_PROBLEM STATEMENT_
Every line that holds "美元指数上行时往往压制新兴市场风险偏好" should be shown.

>> begin RECORDS FOR THIS EXERCISE

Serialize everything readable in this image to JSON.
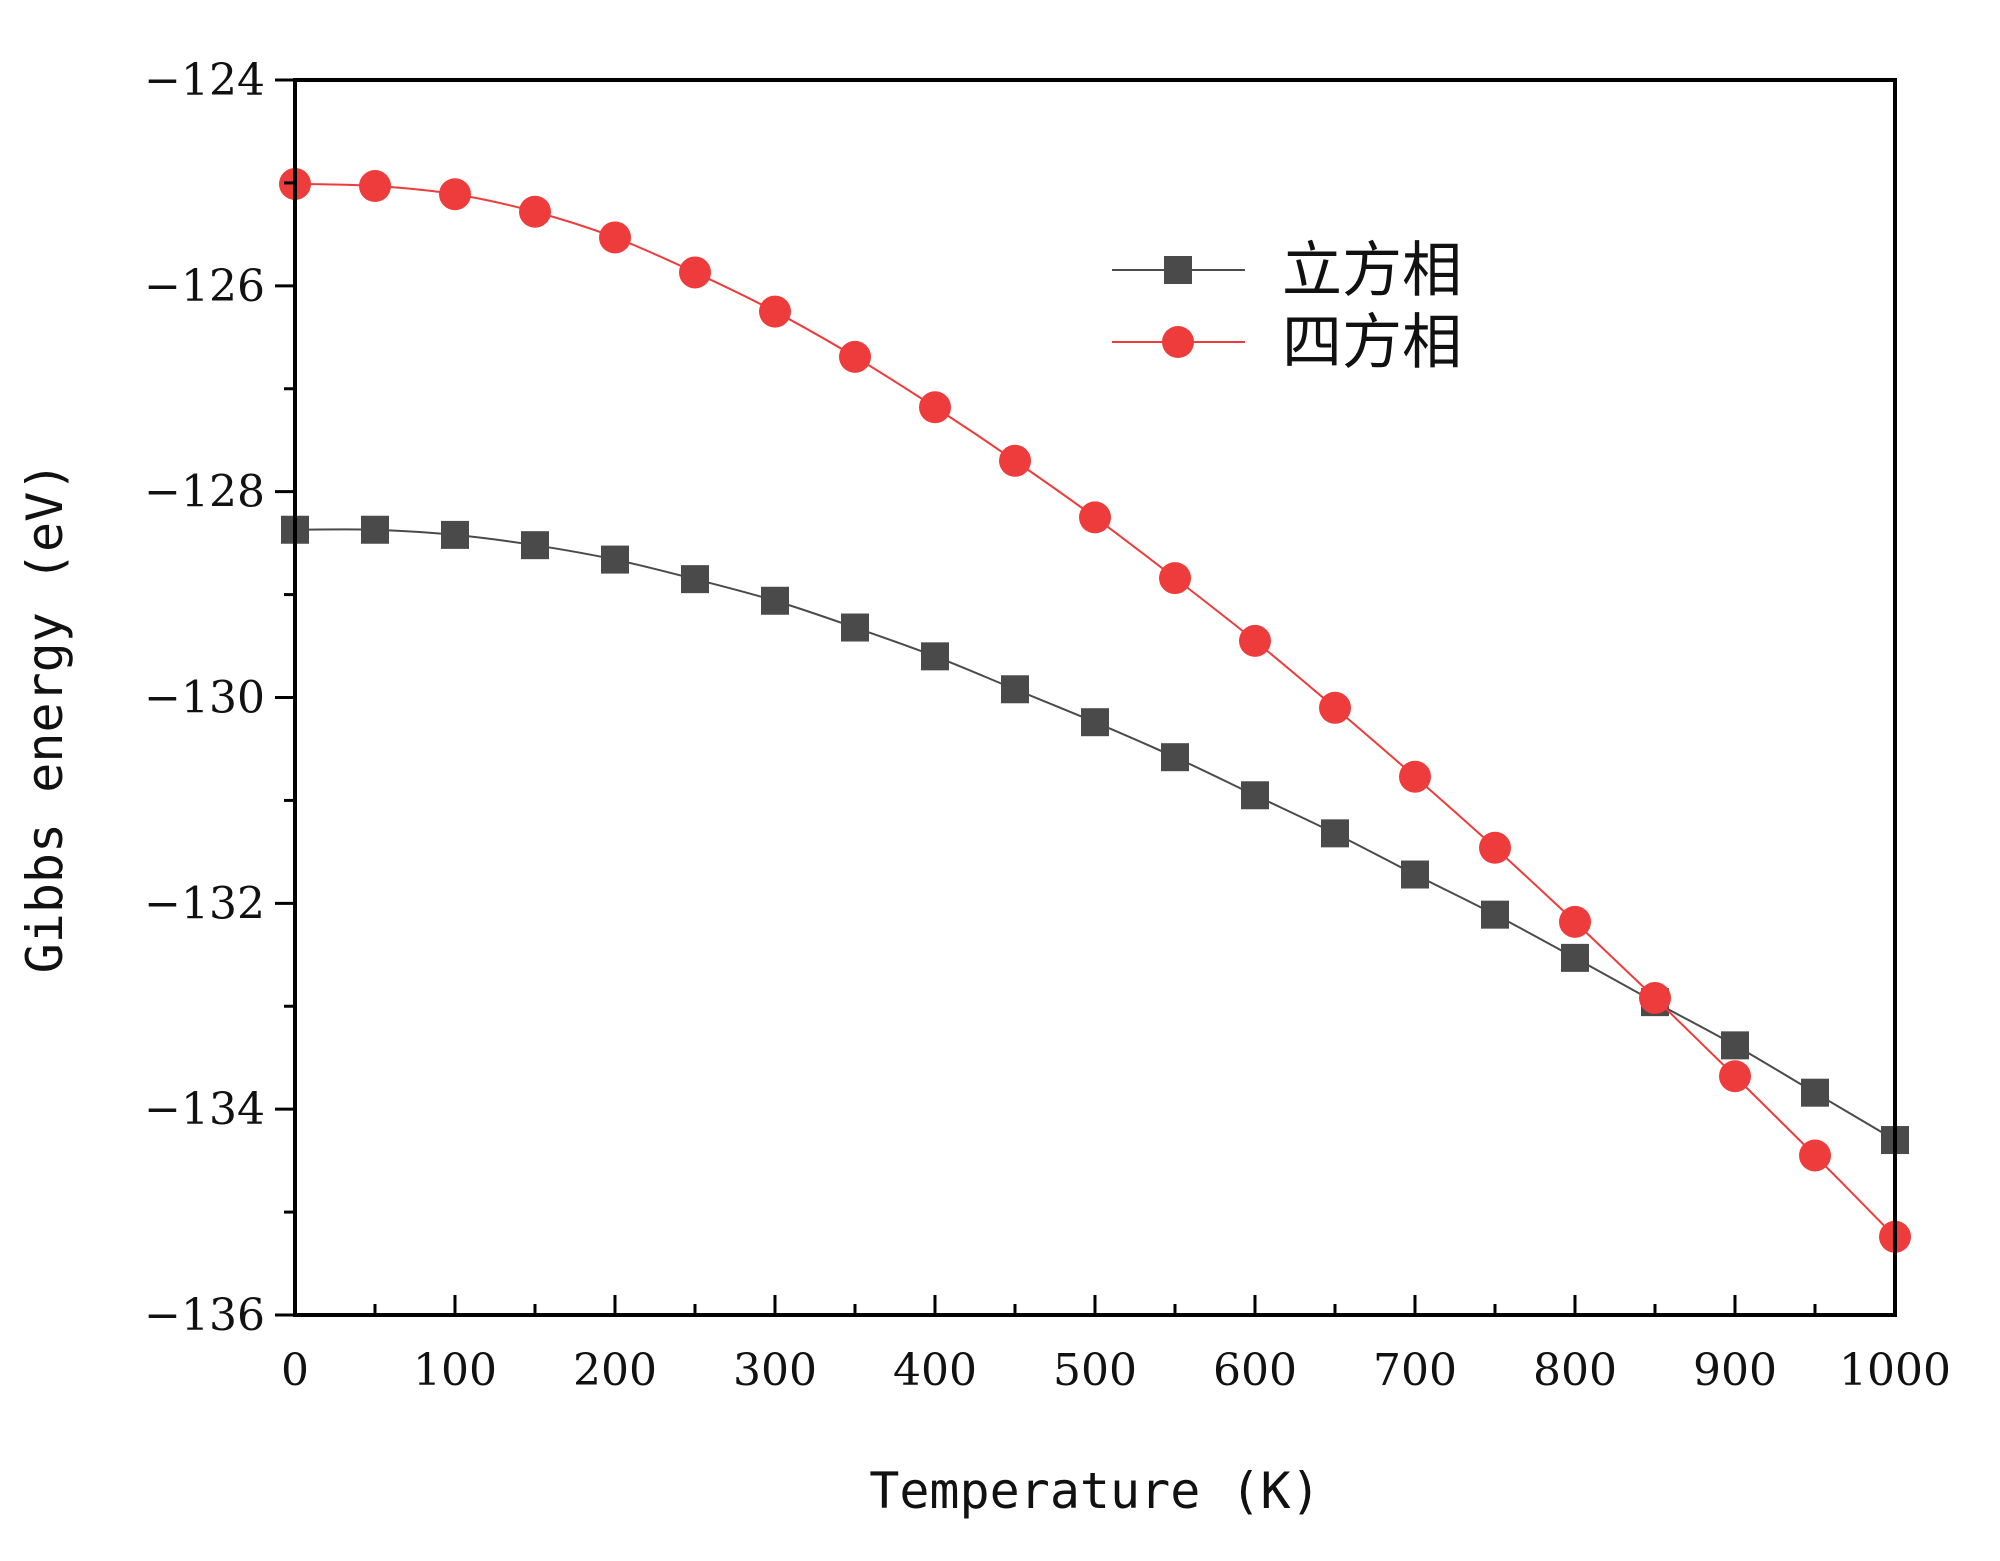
{
  "chart_data": {
    "type": "line",
    "xlabel": "Temperature (K)",
    "ylabel": "Gibbs energy (eV)",
    "xlim": [
      0,
      1000
    ],
    "ylim": [
      -136,
      -124
    ],
    "xticks": [
      0,
      100,
      200,
      300,
      400,
      500,
      600,
      700,
      800,
      900,
      1000
    ],
    "yticks": [
      -136,
      -134,
      -132,
      -130,
      -128,
      -126,
      -124
    ],
    "xtick_labels": [
      "0",
      "100",
      "200",
      "300",
      "400",
      "500",
      "600",
      "700",
      "800",
      "900",
      "1000"
    ],
    "ytick_labels": [
      "−136",
      "−134",
      "−132",
      "−130",
      "−128",
      "−126",
      "−124"
    ],
    "grid": false,
    "legend_position": "top-right",
    "x": [
      0,
      50,
      100,
      150,
      200,
      250,
      300,
      350,
      400,
      450,
      500,
      550,
      600,
      650,
      700,
      750,
      800,
      850,
      900,
      950,
      1000
    ],
    "series": [
      {
        "name": "立方相",
        "marker": "square",
        "color": "#4a4a4a",
        "values": [
          -128.37,
          -128.37,
          -128.42,
          -128.52,
          -128.66,
          -128.85,
          -129.06,
          -129.32,
          -129.6,
          -129.92,
          -130.24,
          -130.58,
          -130.95,
          -131.32,
          -131.72,
          -132.11,
          -132.53,
          -132.96,
          -133.38,
          -133.84,
          -134.3
        ]
      },
      {
        "name": "四方相",
        "marker": "circle",
        "color": "#ee3b3b",
        "values": [
          -125.01,
          -125.03,
          -125.11,
          -125.28,
          -125.53,
          -125.87,
          -126.25,
          -126.69,
          -127.18,
          -127.7,
          -128.25,
          -128.84,
          -129.45,
          -130.1,
          -130.77,
          -131.46,
          -132.18,
          -132.92,
          -133.68,
          -134.45,
          -135.24
        ]
      }
    ]
  }
}
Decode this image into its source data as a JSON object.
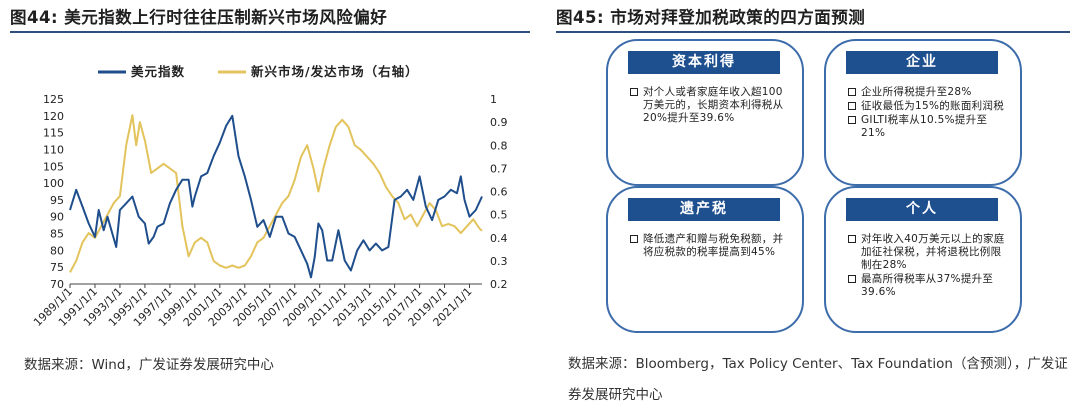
{
  "left_panel": {
    "title": "图44: 美元指数上行时往往压制新兴市场风险偏好",
    "source": "数据来源：Wind，广发证券发展研究中心"
  },
  "right_panel": {
    "title": "图45: 市场对拜登加税政策的四方面预测",
    "source": "数据来源：Bloomberg，Tax Policy Center、Tax Foundation（含预测），广发证券发展研究中心",
    "cards": [
      {
        "title": "资本利得",
        "items": [
          "对个人或者家庭年收入超100万美元的，长期资本利得税从20%提升至39.6%"
        ]
      },
      {
        "title": "企业",
        "items": [
          "企业所得税提升至28%",
          "征收最低为15%的账面利润税",
          "GILTI税率从10.5%提升至21%"
        ]
      },
      {
        "title": "遗产税",
        "items": [
          "降低遗产和赠与税免税额，并将应税款的税率提高到45%"
        ]
      },
      {
        "title": "个人",
        "items": [
          "对年收入40万美元以上的家庭加征社保税，并将退税比例限制在28%",
          "最高所得税率从37%提升至39.6%"
        ]
      }
    ]
  },
  "chart_data": {
    "type": "line",
    "title": "美元指数上行时往往压制新兴市场风险偏好",
    "legend": [
      "美元指数",
      "新兴市场/发达市场（右轴）"
    ],
    "legend_position": "top",
    "colors": {
      "usd": "#1f4e8c",
      "em": "#e3c35c"
    },
    "y_left": {
      "min": 70,
      "max": 125,
      "ticks": [
        70,
        75,
        80,
        85,
        90,
        95,
        100,
        105,
        110,
        115,
        120,
        125
      ]
    },
    "y_right": {
      "min": 0.2,
      "max": 1.0,
      "ticks": [
        "0.2",
        "0.3",
        "0.4",
        "0.5",
        "0.6",
        "0.7",
        "0.8",
        "0.9",
        "1"
      ]
    },
    "x_labels": [
      "1989/1/1",
      "1991/1/1",
      "1993/1/1",
      "1995/1/1",
      "1997/1/1",
      "1999/1/1",
      "2001/1/1",
      "2003/1/1",
      "2005/1/1",
      "2007/1/1",
      "2009/1/1",
      "2011/1/1",
      "2013/1/1",
      "2015/1/1",
      "2017/1/1",
      "2019/1/1",
      "2021/1/1"
    ],
    "x_range": [
      1989,
      2022
    ],
    "series": [
      {
        "name": "美元指数",
        "axis": "left",
        "points": [
          [
            1989.0,
            92
          ],
          [
            1989.5,
            98
          ],
          [
            1990.0,
            93
          ],
          [
            1990.5,
            88
          ],
          [
            1991.0,
            84
          ],
          [
            1991.3,
            92
          ],
          [
            1991.7,
            86
          ],
          [
            1992.0,
            90
          ],
          [
            1992.7,
            81
          ],
          [
            1993.0,
            92
          ],
          [
            1993.5,
            94
          ],
          [
            1994.0,
            96
          ],
          [
            1994.5,
            90
          ],
          [
            1995.0,
            88
          ],
          [
            1995.3,
            82
          ],
          [
            1995.7,
            84
          ],
          [
            1996.0,
            87
          ],
          [
            1996.5,
            88
          ],
          [
            1997.0,
            94
          ],
          [
            1997.5,
            98
          ],
          [
            1998.0,
            101
          ],
          [
            1998.5,
            101
          ],
          [
            1998.8,
            93
          ],
          [
            1999.0,
            96
          ],
          [
            1999.5,
            102
          ],
          [
            2000.0,
            103
          ],
          [
            2000.5,
            108
          ],
          [
            2001.0,
            112
          ],
          [
            2001.5,
            117
          ],
          [
            2002.0,
            120
          ],
          [
            2002.5,
            108
          ],
          [
            2003.0,
            102
          ],
          [
            2003.5,
            95
          ],
          [
            2004.0,
            87
          ],
          [
            2004.5,
            89
          ],
          [
            2005.0,
            84
          ],
          [
            2005.5,
            90
          ],
          [
            2006.0,
            90
          ],
          [
            2006.5,
            85
          ],
          [
            2007.0,
            84
          ],
          [
            2007.5,
            80
          ],
          [
            2008.0,
            76
          ],
          [
            2008.3,
            72
          ],
          [
            2008.6,
            78
          ],
          [
            2008.9,
            88
          ],
          [
            2009.2,
            86
          ],
          [
            2009.6,
            77
          ],
          [
            2010.0,
            77
          ],
          [
            2010.5,
            86
          ],
          [
            2011.0,
            77
          ],
          [
            2011.5,
            74
          ],
          [
            2012.0,
            80
          ],
          [
            2012.5,
            83
          ],
          [
            2013.0,
            80
          ],
          [
            2013.5,
            82
          ],
          [
            2014.0,
            80
          ],
          [
            2014.5,
            81
          ],
          [
            2015.0,
            95
          ],
          [
            2015.5,
            96
          ],
          [
            2016.0,
            98
          ],
          [
            2016.5,
            95
          ],
          [
            2017.0,
            102
          ],
          [
            2017.5,
            93
          ],
          [
            2018.0,
            89
          ],
          [
            2018.5,
            95
          ],
          [
            2019.0,
            96
          ],
          [
            2019.5,
            98
          ],
          [
            2020.0,
            97
          ],
          [
            2020.3,
            102
          ],
          [
            2020.6,
            95
          ],
          [
            2021.0,
            90
          ],
          [
            2021.5,
            92
          ],
          [
            2022.0,
            96
          ]
        ]
      },
      {
        "name": "新兴市场/发达市场（右轴）",
        "axis": "right",
        "points": [
          [
            1989.0,
            0.25
          ],
          [
            1989.5,
            0.3
          ],
          [
            1990.0,
            0.38
          ],
          [
            1990.5,
            0.42
          ],
          [
            1991.0,
            0.4
          ],
          [
            1991.5,
            0.45
          ],
          [
            1992.0,
            0.5
          ],
          [
            1992.5,
            0.55
          ],
          [
            1993.0,
            0.58
          ],
          [
            1993.5,
            0.8
          ],
          [
            1994.0,
            0.93
          ],
          [
            1994.3,
            0.8
          ],
          [
            1994.6,
            0.9
          ],
          [
            1995.0,
            0.82
          ],
          [
            1995.5,
            0.68
          ],
          [
            1996.0,
            0.7
          ],
          [
            1996.5,
            0.72
          ],
          [
            1997.0,
            0.7
          ],
          [
            1997.5,
            0.68
          ],
          [
            1998.0,
            0.45
          ],
          [
            1998.5,
            0.32
          ],
          [
            1999.0,
            0.38
          ],
          [
            1999.5,
            0.4
          ],
          [
            2000.0,
            0.38
          ],
          [
            2000.5,
            0.3
          ],
          [
            2001.0,
            0.28
          ],
          [
            2001.5,
            0.27
          ],
          [
            2002.0,
            0.28
          ],
          [
            2002.5,
            0.27
          ],
          [
            2003.0,
            0.28
          ],
          [
            2003.5,
            0.32
          ],
          [
            2004.0,
            0.38
          ],
          [
            2004.5,
            0.4
          ],
          [
            2005.0,
            0.45
          ],
          [
            2005.5,
            0.5
          ],
          [
            2006.0,
            0.55
          ],
          [
            2006.5,
            0.58
          ],
          [
            2007.0,
            0.65
          ],
          [
            2007.5,
            0.75
          ],
          [
            2008.0,
            0.8
          ],
          [
            2008.5,
            0.7
          ],
          [
            2008.9,
            0.6
          ],
          [
            2009.3,
            0.7
          ],
          [
            2009.8,
            0.8
          ],
          [
            2010.3,
            0.88
          ],
          [
            2010.8,
            0.91
          ],
          [
            2011.3,
            0.88
          ],
          [
            2011.8,
            0.8
          ],
          [
            2012.3,
            0.78
          ],
          [
            2012.8,
            0.75
          ],
          [
            2013.3,
            0.72
          ],
          [
            2013.8,
            0.68
          ],
          [
            2014.3,
            0.62
          ],
          [
            2014.8,
            0.58
          ],
          [
            2015.3,
            0.55
          ],
          [
            2015.8,
            0.48
          ],
          [
            2016.3,
            0.5
          ],
          [
            2016.8,
            0.45
          ],
          [
            2017.3,
            0.5
          ],
          [
            2017.8,
            0.55
          ],
          [
            2018.3,
            0.52
          ],
          [
            2018.8,
            0.45
          ],
          [
            2019.3,
            0.46
          ],
          [
            2019.8,
            0.45
          ],
          [
            2020.3,
            0.42
          ],
          [
            2020.8,
            0.45
          ],
          [
            2021.3,
            0.48
          ],
          [
            2021.8,
            0.44
          ],
          [
            2022.0,
            0.43
          ]
        ]
      }
    ]
  }
}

>> end RECORDS FOR THIS EXERCISE

_RESPONSE BELOW_
    "title": "图44: 美元指数上行时往往压制新兴市场风险偏好",
    "title": "美元指数上行时往往压制新兴市场风险偏好",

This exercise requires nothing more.